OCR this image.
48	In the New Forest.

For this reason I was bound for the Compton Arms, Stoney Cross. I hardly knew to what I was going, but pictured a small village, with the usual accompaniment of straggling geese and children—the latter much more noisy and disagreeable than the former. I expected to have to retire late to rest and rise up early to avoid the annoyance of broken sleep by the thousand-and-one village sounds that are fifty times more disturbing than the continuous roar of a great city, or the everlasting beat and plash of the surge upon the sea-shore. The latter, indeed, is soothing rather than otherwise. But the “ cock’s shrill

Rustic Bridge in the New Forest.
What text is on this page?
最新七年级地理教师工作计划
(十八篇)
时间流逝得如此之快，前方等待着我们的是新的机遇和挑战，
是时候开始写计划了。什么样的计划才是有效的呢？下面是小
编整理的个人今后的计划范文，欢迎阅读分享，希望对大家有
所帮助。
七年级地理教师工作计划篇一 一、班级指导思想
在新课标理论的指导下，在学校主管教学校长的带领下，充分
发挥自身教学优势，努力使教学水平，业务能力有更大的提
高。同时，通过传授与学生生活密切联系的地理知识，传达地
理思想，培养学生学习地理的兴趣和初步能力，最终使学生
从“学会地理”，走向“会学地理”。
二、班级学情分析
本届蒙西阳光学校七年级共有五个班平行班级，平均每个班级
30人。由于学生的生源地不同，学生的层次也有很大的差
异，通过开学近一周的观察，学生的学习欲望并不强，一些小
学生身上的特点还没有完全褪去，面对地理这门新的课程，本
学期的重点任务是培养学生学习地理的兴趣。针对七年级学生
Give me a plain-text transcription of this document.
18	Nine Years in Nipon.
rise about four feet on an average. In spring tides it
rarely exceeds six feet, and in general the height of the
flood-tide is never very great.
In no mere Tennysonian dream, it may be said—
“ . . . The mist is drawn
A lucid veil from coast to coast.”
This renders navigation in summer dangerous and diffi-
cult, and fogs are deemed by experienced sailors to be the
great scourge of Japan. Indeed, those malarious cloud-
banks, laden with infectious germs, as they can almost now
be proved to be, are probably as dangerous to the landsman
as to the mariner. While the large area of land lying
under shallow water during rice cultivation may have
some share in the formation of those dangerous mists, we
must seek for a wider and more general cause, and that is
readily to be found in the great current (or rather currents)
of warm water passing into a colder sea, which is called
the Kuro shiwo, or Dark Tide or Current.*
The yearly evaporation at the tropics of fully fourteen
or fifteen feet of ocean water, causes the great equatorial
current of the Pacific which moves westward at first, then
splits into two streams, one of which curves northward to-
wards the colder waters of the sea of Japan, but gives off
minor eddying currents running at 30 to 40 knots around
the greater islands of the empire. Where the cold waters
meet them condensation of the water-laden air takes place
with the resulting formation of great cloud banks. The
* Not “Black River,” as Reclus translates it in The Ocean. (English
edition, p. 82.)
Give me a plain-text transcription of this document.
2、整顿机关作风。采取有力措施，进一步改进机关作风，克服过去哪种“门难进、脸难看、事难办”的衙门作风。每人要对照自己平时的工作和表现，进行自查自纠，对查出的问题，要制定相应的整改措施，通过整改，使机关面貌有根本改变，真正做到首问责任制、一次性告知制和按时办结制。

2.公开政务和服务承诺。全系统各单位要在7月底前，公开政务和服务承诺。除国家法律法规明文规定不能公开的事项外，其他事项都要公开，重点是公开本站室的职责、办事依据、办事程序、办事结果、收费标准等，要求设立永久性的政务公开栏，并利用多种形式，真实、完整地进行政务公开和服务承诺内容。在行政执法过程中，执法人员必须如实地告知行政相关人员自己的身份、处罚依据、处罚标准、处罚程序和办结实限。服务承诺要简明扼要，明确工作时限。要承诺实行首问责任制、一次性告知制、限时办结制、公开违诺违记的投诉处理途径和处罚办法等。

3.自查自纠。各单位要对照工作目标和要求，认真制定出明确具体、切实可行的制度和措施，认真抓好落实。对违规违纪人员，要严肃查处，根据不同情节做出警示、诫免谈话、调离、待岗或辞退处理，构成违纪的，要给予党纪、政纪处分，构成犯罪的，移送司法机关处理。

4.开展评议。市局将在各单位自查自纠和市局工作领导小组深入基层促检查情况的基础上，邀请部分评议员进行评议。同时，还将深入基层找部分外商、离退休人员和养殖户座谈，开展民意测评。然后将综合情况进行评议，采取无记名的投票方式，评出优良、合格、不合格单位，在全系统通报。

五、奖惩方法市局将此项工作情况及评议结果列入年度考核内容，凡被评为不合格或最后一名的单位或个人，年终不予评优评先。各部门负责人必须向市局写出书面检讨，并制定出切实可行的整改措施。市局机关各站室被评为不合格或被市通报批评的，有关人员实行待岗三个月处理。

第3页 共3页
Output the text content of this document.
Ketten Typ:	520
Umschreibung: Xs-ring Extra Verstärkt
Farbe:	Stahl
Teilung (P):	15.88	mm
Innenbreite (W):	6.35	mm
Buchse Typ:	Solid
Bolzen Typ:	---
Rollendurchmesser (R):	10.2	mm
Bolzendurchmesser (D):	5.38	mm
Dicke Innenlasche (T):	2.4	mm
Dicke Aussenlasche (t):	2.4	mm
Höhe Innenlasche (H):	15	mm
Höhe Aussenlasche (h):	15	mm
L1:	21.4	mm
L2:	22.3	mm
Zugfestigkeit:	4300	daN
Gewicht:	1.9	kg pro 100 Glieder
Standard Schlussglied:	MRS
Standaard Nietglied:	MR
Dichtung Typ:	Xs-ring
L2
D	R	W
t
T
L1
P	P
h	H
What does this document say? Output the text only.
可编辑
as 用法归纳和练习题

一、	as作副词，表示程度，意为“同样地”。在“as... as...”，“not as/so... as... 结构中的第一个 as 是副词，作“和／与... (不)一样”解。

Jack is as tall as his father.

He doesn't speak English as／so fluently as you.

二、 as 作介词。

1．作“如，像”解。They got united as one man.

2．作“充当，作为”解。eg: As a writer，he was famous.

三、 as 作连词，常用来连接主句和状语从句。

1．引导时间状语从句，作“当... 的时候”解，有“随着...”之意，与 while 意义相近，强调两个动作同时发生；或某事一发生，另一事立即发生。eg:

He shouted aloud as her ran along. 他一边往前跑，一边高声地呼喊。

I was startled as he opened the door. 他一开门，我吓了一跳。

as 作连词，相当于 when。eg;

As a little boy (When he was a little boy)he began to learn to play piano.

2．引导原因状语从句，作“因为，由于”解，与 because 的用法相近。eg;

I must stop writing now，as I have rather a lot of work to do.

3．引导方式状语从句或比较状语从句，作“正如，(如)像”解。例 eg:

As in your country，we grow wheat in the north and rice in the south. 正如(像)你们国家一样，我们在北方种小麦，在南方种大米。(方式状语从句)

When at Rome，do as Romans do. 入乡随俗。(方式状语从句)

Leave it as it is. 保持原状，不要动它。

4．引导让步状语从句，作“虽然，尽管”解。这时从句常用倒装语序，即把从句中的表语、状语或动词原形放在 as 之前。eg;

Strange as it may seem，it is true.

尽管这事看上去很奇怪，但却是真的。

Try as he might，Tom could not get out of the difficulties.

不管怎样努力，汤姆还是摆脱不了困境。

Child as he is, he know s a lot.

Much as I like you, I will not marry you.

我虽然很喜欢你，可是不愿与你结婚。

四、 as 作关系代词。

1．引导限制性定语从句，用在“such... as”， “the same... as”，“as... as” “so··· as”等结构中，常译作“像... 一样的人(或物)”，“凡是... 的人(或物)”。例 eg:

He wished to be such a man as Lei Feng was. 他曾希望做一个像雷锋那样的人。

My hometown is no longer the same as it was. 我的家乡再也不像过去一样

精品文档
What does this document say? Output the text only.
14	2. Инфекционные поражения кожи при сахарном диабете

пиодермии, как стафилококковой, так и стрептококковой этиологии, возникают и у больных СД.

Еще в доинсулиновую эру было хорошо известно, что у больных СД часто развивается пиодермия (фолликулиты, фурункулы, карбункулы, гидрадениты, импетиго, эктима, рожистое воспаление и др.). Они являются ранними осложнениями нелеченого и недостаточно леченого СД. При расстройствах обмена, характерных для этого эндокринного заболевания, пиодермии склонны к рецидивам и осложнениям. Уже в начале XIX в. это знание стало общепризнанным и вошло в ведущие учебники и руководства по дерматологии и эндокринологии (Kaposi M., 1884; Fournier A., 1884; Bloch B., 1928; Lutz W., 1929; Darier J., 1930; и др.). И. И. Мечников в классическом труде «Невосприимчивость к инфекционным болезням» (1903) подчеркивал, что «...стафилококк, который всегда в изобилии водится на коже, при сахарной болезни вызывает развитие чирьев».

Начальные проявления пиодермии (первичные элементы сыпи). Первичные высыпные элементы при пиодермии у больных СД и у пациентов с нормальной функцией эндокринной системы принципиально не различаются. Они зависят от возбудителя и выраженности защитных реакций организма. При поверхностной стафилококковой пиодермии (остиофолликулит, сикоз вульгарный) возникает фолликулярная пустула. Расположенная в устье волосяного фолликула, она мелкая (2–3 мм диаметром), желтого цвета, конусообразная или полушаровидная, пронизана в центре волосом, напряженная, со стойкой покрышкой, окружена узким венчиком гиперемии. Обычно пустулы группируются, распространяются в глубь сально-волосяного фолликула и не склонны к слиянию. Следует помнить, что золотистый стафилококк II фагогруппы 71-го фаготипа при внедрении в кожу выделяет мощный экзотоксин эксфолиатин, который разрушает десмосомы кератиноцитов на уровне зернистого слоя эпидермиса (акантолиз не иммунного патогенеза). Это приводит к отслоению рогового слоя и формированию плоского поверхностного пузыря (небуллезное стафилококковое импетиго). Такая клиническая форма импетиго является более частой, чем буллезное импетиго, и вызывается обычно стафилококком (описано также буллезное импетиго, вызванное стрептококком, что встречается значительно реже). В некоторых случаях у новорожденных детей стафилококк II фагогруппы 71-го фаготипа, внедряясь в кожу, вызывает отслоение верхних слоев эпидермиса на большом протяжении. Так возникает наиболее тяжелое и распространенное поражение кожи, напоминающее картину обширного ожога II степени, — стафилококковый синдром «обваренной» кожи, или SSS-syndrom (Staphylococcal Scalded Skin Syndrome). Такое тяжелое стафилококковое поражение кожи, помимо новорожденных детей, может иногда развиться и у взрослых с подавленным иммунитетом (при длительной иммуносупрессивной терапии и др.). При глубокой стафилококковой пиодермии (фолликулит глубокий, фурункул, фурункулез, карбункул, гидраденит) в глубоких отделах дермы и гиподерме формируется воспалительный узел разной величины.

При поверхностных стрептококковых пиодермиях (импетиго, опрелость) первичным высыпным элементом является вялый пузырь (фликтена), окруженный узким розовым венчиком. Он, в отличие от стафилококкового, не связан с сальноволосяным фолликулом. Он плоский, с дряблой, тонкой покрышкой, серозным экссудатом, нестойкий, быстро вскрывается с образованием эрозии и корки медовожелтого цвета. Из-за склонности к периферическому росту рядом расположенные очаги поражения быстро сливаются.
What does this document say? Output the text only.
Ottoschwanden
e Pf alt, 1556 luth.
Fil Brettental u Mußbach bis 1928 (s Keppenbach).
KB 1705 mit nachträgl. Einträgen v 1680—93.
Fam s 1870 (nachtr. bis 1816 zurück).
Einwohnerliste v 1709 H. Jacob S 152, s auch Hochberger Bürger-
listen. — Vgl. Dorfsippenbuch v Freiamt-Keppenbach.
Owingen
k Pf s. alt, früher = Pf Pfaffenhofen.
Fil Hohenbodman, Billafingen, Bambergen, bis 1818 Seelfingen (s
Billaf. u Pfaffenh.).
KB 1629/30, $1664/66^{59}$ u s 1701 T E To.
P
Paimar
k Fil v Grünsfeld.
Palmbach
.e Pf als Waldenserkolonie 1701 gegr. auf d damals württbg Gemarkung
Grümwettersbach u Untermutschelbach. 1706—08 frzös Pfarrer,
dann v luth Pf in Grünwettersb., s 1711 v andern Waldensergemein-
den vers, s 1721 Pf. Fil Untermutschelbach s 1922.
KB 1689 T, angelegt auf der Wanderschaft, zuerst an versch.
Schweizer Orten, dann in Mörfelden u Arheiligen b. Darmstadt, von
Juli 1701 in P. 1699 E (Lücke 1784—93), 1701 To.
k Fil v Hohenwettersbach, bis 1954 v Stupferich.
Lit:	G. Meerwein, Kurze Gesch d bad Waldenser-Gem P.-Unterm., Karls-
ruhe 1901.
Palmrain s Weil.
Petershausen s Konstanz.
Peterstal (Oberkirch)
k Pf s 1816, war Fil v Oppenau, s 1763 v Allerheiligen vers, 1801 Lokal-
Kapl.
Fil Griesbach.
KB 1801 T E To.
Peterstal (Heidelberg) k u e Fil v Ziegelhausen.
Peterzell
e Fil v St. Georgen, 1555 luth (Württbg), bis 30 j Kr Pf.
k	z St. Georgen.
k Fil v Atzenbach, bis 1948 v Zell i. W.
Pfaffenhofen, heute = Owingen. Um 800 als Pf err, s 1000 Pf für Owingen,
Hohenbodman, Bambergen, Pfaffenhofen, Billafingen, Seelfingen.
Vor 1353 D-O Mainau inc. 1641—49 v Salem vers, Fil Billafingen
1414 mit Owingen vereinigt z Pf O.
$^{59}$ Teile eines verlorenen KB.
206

============

Copy every line that contains the string "Billafingen".

[RIGHT ANSWER]
Fil Hohenbodman, Billafingen, Bambergen, bis 1818 Seelfingen (s
Hohenbodman, Bambergen, Pfaffenhofen, Billafingen, Seelfingen.
Vor 1353 D-O Mainau inc. 1641—49 v Salem vers, Fil Billafingen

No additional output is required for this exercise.